--- EXERCISE DIRECTIONS ---
Set out each line from the following listing that includes the word "content".

--- RECORDS SHOWN ---
- Opening Delimiter -

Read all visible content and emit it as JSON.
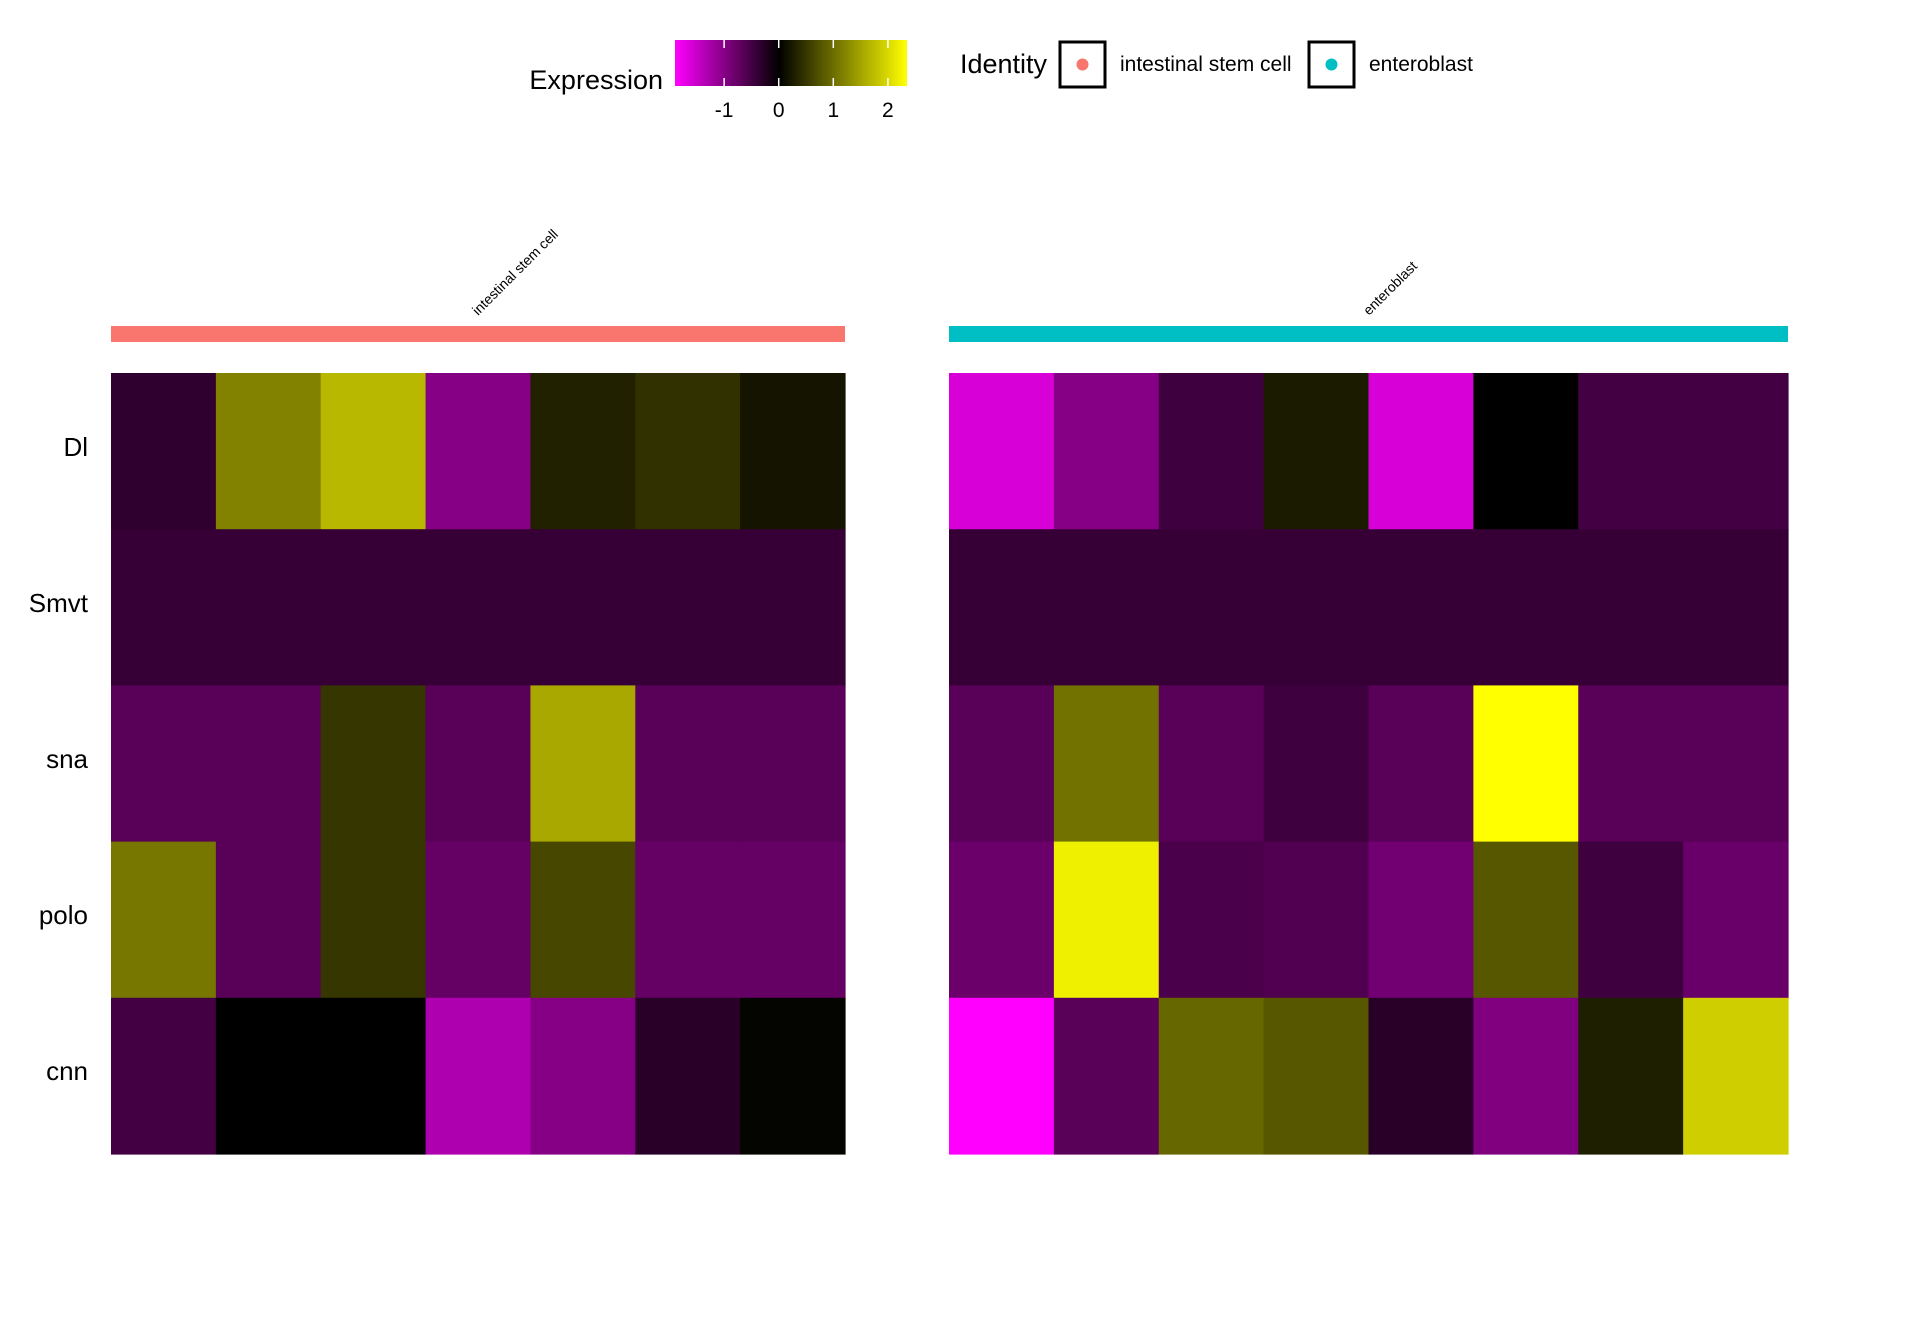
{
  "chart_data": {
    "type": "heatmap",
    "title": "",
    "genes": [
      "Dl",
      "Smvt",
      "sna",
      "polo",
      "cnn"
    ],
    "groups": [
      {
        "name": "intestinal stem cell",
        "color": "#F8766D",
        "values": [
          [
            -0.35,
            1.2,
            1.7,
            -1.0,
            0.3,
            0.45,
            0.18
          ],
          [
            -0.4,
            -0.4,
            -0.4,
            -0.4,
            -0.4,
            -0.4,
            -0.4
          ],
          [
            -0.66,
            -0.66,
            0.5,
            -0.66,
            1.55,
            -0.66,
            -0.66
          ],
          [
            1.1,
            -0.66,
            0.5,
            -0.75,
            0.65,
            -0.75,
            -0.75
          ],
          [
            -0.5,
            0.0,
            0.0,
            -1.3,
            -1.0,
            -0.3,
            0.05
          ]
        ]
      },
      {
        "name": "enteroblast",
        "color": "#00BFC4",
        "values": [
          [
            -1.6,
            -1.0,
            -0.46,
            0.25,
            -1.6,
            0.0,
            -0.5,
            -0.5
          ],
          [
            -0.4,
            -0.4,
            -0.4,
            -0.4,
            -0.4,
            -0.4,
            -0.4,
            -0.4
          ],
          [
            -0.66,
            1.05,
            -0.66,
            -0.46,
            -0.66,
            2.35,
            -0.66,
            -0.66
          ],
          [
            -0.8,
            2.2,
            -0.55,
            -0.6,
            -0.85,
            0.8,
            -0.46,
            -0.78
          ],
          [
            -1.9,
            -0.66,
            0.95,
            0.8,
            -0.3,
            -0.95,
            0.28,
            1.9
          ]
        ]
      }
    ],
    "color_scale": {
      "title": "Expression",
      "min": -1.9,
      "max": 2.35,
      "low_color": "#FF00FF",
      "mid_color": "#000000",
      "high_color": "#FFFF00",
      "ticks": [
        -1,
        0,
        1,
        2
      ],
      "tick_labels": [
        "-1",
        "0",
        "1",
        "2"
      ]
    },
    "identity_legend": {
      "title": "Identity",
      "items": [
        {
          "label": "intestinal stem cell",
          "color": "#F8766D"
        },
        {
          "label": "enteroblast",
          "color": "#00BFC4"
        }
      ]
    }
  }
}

- Closing Delimiter -
- Opening Delimiter -

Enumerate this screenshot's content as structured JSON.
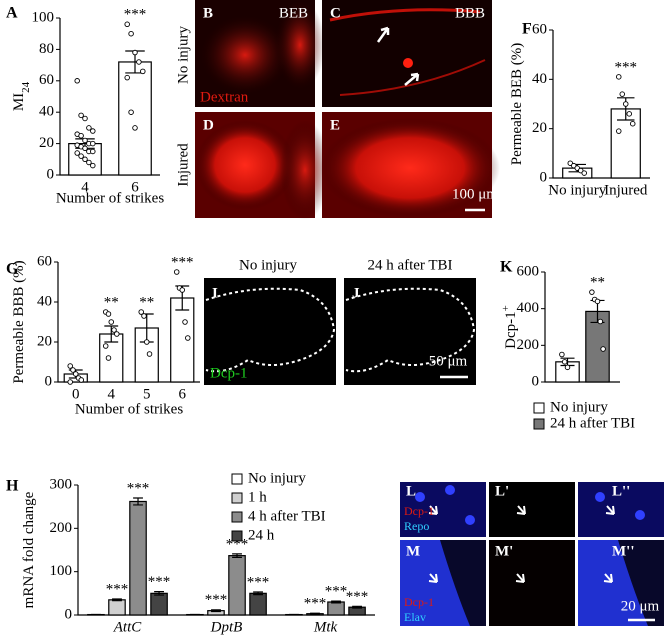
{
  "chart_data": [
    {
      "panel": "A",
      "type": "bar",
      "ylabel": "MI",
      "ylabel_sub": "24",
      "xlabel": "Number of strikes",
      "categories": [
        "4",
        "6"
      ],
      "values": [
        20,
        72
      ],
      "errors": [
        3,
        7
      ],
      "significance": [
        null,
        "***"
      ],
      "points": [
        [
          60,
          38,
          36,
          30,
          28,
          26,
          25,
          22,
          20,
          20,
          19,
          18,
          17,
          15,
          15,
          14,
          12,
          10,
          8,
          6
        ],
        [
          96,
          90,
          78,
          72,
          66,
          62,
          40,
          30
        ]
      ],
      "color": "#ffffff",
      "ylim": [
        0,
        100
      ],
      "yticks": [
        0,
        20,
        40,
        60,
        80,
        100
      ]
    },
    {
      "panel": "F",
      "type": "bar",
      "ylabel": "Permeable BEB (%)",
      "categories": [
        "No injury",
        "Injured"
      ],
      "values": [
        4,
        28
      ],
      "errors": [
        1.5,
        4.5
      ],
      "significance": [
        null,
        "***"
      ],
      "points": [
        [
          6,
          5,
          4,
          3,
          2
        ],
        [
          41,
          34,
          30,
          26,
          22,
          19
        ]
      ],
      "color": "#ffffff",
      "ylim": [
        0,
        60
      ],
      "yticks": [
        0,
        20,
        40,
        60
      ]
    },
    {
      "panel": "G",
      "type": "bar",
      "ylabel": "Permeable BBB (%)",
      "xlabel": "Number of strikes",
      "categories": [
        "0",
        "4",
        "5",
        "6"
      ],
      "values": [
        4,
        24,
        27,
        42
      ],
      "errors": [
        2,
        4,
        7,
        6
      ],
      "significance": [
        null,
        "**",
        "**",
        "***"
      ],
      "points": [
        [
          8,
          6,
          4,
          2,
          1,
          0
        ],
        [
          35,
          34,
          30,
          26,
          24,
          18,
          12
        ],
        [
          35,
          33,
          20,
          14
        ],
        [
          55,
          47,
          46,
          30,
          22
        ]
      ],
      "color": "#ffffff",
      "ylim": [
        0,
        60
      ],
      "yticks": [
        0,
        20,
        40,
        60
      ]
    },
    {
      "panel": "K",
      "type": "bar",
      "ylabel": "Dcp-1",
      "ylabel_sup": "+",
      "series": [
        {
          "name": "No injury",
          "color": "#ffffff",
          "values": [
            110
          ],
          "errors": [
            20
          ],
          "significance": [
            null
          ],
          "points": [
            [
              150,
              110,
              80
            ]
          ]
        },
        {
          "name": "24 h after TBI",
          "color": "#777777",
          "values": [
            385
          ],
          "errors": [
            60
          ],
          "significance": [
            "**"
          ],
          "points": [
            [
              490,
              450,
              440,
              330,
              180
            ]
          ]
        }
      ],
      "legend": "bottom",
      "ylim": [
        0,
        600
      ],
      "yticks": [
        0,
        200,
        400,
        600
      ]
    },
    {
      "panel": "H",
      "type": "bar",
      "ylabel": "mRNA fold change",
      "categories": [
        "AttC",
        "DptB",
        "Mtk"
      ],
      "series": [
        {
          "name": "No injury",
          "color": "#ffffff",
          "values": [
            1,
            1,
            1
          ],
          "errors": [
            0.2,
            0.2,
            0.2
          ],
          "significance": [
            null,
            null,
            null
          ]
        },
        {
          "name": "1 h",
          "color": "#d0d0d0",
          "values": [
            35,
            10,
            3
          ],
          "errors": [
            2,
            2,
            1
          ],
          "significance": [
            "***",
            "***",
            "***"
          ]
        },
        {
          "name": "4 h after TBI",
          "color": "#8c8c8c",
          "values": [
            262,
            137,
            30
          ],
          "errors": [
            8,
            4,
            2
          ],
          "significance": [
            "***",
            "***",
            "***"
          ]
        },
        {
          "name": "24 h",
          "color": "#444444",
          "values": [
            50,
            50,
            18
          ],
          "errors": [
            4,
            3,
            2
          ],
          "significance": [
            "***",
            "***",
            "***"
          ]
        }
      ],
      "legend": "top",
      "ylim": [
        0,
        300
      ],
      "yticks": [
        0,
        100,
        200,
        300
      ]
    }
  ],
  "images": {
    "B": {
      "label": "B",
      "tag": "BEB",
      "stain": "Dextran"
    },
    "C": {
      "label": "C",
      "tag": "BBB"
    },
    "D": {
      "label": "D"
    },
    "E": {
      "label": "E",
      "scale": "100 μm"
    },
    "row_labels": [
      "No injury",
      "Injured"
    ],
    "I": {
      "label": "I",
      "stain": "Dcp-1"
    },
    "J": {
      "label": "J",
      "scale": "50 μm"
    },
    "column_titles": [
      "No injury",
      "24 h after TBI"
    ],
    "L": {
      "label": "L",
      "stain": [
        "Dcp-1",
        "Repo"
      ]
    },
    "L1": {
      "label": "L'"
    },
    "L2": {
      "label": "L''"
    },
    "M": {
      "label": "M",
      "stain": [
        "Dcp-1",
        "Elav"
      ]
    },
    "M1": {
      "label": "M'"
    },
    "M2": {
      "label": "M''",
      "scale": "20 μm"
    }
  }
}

- Closing Delimiter -

--- RESULT OF THE EXERCISE ---
Read all visible content and emit it as JSON.
Enumerate this screenshot's content as structured JSON.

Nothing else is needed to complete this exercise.